#### Task details:
Print the records again, character for character.
____________________
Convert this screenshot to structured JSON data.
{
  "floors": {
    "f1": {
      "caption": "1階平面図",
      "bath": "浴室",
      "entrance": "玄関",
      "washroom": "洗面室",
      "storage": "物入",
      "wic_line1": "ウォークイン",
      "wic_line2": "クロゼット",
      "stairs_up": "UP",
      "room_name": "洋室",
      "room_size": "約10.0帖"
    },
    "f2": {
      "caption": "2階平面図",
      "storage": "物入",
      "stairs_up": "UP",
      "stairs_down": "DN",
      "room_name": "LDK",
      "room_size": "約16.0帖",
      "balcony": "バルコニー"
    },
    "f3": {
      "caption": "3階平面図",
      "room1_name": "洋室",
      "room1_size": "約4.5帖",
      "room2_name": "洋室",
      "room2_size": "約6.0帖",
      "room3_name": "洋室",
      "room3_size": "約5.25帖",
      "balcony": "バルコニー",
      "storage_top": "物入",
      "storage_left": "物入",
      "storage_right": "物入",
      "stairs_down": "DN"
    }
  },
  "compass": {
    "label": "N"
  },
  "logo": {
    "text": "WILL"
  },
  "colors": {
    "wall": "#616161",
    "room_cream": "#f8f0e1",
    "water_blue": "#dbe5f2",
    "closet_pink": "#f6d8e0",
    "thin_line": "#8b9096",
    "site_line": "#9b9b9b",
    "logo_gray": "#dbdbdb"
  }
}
____________________
#### Finished task:
Convert this screenshot to structured JSON data.
{
  "floors": {
    "f1": {
      "caption": "1階平面図",
      "bath": "浴室",
      "entrance": "玄関",
      "washroom": "洗面室",
      "storage": "物入",
      "wic_line1": "ウォークイン",
      "wic_line2": "クロゼット",
      "stairs_up": "UP",
      "room_name": "洋室",
      "room_size": "約10.0帖"
    },
    "f2": {
      "caption": "2階平面図",
      "storage": "物入",
      "stairs_up": "UP",
      "stairs_down": "DN",
      "room_name": "LDK",
      "room_size": "約16.0帖",
      "balcony": "バルコニー"
    },
    "f3": {
      "caption": "3階平面図",
      "room1_name": "洋室",
      "room1_size": "約4.5帖",
      "room2_name": "洋室",
      "room2_size": "約6.0帖",
      "room3_name": "洋室",
      "room3_size": "約5.25帖",
      "balcony": "バルコニー",
      "storage_top": "物入",
      "storage_left": "物入",
      "storage_right": "物入",
      "stairs_down": "DN"
    }
  },
  "compass": {
    "label": "N"
  },
  "logo": {
    "text": "WILL"
  },
  "colors": {
    "wall": "#616161",
    "room_cream": "#f8f0e1",
    "water_blue": "#dbe5f2",
    "closet_pink": "#f6d8e0",
    "thin_line": "#8b9096",
    "site_line": "#9b9b9b",
    "logo_gray": "#dbdbdb"
  }
}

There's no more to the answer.